Structured figure records:

>> START

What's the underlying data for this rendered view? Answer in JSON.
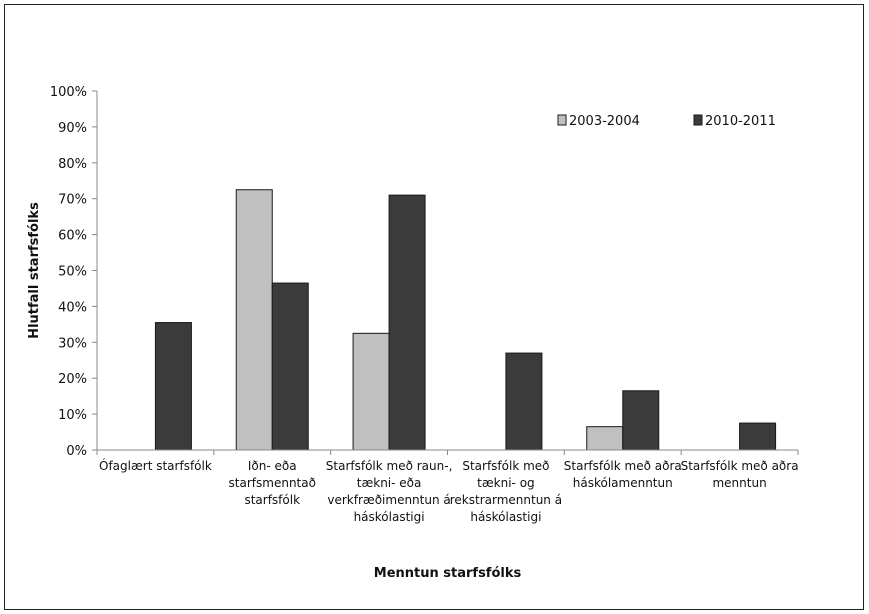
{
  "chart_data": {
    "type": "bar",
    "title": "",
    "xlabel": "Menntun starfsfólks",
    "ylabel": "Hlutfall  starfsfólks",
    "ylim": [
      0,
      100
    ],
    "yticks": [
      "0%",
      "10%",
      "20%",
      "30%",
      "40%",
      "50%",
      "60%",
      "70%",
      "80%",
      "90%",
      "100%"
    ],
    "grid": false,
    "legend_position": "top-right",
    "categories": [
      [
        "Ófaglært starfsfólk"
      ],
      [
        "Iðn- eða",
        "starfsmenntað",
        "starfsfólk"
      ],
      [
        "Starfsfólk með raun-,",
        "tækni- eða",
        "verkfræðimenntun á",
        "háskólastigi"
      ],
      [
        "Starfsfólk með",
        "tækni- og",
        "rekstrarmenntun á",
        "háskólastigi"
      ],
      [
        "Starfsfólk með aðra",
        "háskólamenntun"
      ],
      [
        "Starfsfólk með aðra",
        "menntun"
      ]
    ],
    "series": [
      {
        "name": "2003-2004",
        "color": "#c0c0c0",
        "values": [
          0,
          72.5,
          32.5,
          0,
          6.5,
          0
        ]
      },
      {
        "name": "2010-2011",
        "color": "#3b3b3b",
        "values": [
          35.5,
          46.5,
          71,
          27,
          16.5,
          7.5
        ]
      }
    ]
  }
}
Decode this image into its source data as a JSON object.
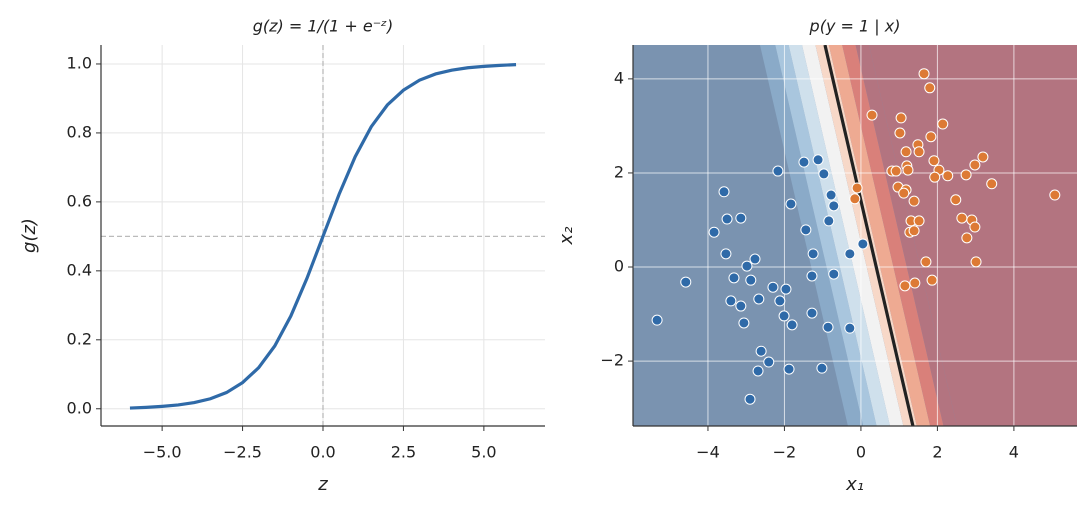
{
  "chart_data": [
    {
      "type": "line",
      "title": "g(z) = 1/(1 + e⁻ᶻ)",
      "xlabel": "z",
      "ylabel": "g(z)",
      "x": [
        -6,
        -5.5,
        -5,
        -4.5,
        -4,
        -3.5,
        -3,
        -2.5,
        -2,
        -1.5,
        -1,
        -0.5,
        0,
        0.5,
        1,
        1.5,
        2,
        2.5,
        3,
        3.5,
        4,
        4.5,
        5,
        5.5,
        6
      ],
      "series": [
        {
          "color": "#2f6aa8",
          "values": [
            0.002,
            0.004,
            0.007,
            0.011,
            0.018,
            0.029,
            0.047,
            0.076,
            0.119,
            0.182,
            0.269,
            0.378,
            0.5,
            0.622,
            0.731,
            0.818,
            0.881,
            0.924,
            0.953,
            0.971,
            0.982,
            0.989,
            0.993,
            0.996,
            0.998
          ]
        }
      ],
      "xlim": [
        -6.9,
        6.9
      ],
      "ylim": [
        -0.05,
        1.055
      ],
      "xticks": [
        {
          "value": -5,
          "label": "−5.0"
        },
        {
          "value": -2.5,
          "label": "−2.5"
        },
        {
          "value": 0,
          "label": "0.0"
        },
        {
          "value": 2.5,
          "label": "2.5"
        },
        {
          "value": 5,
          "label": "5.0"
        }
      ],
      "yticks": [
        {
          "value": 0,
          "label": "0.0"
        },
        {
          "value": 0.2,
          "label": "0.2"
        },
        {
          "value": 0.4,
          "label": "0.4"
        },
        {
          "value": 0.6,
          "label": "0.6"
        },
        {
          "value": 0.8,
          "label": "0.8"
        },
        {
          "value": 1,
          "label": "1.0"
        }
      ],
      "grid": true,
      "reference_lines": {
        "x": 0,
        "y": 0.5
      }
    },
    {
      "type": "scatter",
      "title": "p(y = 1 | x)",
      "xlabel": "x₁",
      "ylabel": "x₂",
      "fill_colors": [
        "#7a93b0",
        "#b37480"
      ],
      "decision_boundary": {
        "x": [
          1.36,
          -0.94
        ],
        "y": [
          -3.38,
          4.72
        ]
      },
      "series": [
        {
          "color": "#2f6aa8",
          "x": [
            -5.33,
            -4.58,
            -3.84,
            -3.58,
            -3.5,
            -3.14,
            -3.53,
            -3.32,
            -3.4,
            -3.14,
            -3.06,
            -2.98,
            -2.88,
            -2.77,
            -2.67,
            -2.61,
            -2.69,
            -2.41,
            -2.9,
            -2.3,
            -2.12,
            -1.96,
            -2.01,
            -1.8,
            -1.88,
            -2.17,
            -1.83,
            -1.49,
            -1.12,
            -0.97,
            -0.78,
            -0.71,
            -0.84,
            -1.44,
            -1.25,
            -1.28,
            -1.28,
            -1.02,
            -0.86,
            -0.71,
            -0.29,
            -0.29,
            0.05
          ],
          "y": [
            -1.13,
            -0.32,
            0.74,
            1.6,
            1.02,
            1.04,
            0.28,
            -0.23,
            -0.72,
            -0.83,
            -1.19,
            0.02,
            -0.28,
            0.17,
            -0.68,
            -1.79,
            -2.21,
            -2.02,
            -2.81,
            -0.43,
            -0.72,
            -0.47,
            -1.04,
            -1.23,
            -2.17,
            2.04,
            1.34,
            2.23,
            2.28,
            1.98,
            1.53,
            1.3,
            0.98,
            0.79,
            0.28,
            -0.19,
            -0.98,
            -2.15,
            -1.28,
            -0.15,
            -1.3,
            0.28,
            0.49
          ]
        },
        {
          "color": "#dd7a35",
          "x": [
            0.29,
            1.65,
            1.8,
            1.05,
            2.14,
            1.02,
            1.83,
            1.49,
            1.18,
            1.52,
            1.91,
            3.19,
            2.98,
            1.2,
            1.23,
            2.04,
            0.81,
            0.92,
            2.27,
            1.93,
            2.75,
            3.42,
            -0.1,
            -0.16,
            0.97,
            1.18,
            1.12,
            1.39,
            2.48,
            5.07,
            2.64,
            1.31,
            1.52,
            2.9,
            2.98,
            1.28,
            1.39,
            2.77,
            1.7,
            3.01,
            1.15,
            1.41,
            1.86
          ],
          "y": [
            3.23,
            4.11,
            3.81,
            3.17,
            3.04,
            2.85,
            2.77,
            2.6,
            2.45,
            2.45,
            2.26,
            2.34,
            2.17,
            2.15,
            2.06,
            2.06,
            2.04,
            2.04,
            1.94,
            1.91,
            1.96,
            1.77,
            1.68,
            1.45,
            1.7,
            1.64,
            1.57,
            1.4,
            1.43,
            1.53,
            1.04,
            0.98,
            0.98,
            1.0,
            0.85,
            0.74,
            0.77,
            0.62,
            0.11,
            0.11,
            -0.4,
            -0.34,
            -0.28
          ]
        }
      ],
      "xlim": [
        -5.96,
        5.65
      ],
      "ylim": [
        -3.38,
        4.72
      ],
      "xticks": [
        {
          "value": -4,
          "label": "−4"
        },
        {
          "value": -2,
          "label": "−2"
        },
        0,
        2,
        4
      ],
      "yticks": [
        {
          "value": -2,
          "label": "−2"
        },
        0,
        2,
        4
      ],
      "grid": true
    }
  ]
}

>> END

● WORK TO BE COMPLETED:
The pictures should not be reproduced; quote all of the other material exactly.

● TASK RESULT:
What's the underlying data for this rendered view? Answer in JSON.
{
  "chart_data": {
    "type": "bar",
    "title": "",
    "xlabel": "Menntun starfsfólks",
    "ylabel": "Hlutfall  starfsfólks",
    "ylim": [
      0,
      100
    ],
    "yticks": [
      "0%",
      "10%",
      "20%",
      "30%",
      "40%",
      "50%",
      "60%",
      "70%",
      "80%",
      "90%",
      "100%"
    ],
    "grid": false,
    "legend_position": "top-right",
    "categories": [
      [
        "Ófaglært starfsfólk"
      ],
      [
        "Iðn- eða",
        "starfsmenntað",
        "starfsfólk"
      ],
      [
        "Starfsfólk með raun-,",
        "tækni- eða",
        "verkfræðimenntun á",
        "háskólastigi"
      ],
      [
        "Starfsfólk með",
        "tækni- og",
        "rekstrarmenntun á",
        "háskólastigi"
      ],
      [
        "Starfsfólk með aðra",
        "háskólamenntun"
      ],
      [
        "Starfsfólk með aðra",
        "menntun"
      ]
    ],
    "series": [
      {
        "name": "2003-2004",
        "color": "#c0c0c0",
        "values": [
          0,
          72.5,
          32.5,
          0,
          6.5,
          0
        ]
      },
      {
        "name": "2010-2011",
        "color": "#3b3b3b",
        "values": [
          35.5,
          46.5,
          71,
          27,
          16.5,
          7.5
        ]
      }
    ]
  }
}
Decode this image into its source data as a JSON object.
{
  "chart_data": [
    {
      "type": "line",
      "title": "g(z) = 1/(1 + e⁻ᶻ)",
      "xlabel": "z",
      "ylabel": "g(z)",
      "x": [
        -6,
        -5.5,
        -5,
        -4.5,
        -4,
        -3.5,
        -3,
        -2.5,
        -2,
        -1.5,
        -1,
        -0.5,
        0,
        0.5,
        1,
        1.5,
        2,
        2.5,
        3,
        3.5,
        4,
        4.5,
        5,
        5.5,
        6
      ],
      "series": [
        {
          "color": "#2f6aa8",
          "values": [
            0.002,
            0.004,
            0.007,
            0.011,
            0.018,
            0.029,
            0.047,
            0.076,
            0.119,
            0.182,
            0.269,
            0.378,
            0.5,
            0.622,
            0.731,
            0.818,
            0.881,
            0.924,
            0.953,
            0.971,
            0.982,
            0.989,
            0.993,
            0.996,
            0.998
          ]
        }
      ],
      "xlim": [
        -6.9,
        6.9
      ],
      "ylim": [
        -0.05,
        1.055
      ],
      "xticks": [
        {
          "value": -5,
          "label": "−5.0"
        },
        {
          "value": -2.5,
          "label": "−2.5"
        },
        {
          "value": 0,
          "label": "0.0"
        },
        {
          "value": 2.5,
          "label": "2.5"
        },
        {
          "value": 5,
          "label": "5.0"
        }
      ],
      "yticks": [
        {
          "value": 0,
          "label": "0.0"
        },
        {
          "value": 0.2,
          "label": "0.2"
        },
        {
          "value": 0.4,
          "label": "0.4"
        },
        {
          "value": 0.6,
          "label": "0.6"
        },
        {
          "value": 0.8,
          "label": "0.8"
        },
        {
          "value": 1,
          "label": "1.0"
        }
      ],
      "grid": true,
      "reference_lines": {
        "x": 0,
        "y": 0.5
      }
    },
    {
      "type": "scatter",
      "title": "p(y = 1 | x)",
      "xlabel": "x₁",
      "ylabel": "x₂",
      "fill_colors": [
        "#7a93b0",
        "#b37480"
      ],
      "decision_boundary": {
        "x": [
          1.36,
          -0.94
        ],
        "y": [
          -3.38,
          4.72
        ]
      },
      "series": [
        {
          "color": "#2f6aa8",
          "x": [
            -5.33,
            -4.58,
            -3.84,
            -3.58,
            -3.5,
            -3.14,
            -3.53,
            -3.32,
            -3.4,
            -3.14,
            -3.06,
            -2.98,
            -2.88,
            -2.77,
            -2.67,
            -2.61,
            -2.69,
            -2.41,
            -2.9,
            -2.3,
            -2.12,
            -1.96,
            -2.01,
            -1.8,
            -1.88,
            -2.17,
            -1.83,
            -1.49,
            -1.12,
            -0.97,
            -0.78,
            -0.71,
            -0.84,
            -1.44,
            -1.25,
            -1.28,
            -1.28,
            -1.02,
            -0.86,
            -0.71,
            -0.29,
            -0.29,
            0.05
          ],
          "y": [
            -1.13,
            -0.32,
            0.74,
            1.6,
            1.02,
            1.04,
            0.28,
            -0.23,
            -0.72,
            -0.83,
            -1.19,
            0.02,
            -0.28,
            0.17,
            -0.68,
            -1.79,
            -2.21,
            -2.02,
            -2.81,
            -0.43,
            -0.72,
            -0.47,
            -1.04,
            -1.23,
            -2.17,
            2.04,
            1.34,
            2.23,
            2.28,
            1.98,
            1.53,
            1.3,
            0.98,
            0.79,
            0.28,
            -0.19,
            -0.98,
            -2.15,
            -1.28,
            -0.15,
            -1.3,
            0.28,
            0.49
          ]
        },
        {
          "color": "#dd7a35",
          "x": [
            0.29,
            1.65,
            1.8,
            1.05,
            2.14,
            1.02,
            1.83,
            1.49,
            1.18,
            1.52,
            1.91,
            3.19,
            2.98,
            1.2,
            1.23,
            2.04,
            0.81,
            0.92,
            2.27,
            1.93,
            2.75,
            3.42,
            -0.1,
            -0.16,
            0.97,
            1.18,
            1.12,
            1.39,
            2.48,
            5.07,
            2.64,
            1.31,
            1.52,
            2.9,
            2.98,
            1.28,
            1.39,
            2.77,
            1.7,
            3.01,
            1.15,
            1.41,
            1.86
          ],
          "y": [
            3.23,
            4.11,
            3.81,
            3.17,
            3.04,
            2.85,
            2.77,
            2.6,
            2.45,
            2.45,
            2.26,
            2.34,
            2.17,
            2.15,
            2.06,
            2.06,
            2.04,
            2.04,
            1.94,
            1.91,
            1.96,
            1.77,
            1.68,
            1.45,
            1.7,
            1.64,
            1.57,
            1.4,
            1.43,
            1.53,
            1.04,
            0.98,
            0.98,
            1.0,
            0.85,
            0.74,
            0.77,
            0.62,
            0.11,
            0.11,
            -0.4,
            -0.34,
            -0.28
          ]
        }
      ],
      "xlim": [
        -5.96,
        5.65
      ],
      "ylim": [
        -3.38,
        4.72
      ],
      "xticks": [
        {
          "value": -4,
          "label": "−4"
        },
        {
          "value": -2,
          "label": "−2"
        },
        0,
        2,
        4
      ],
      "yticks": [
        {
          "value": -2,
          "label": "−2"
        },
        0,
        2,
        4
      ],
      "grid": true
    }
  ]
}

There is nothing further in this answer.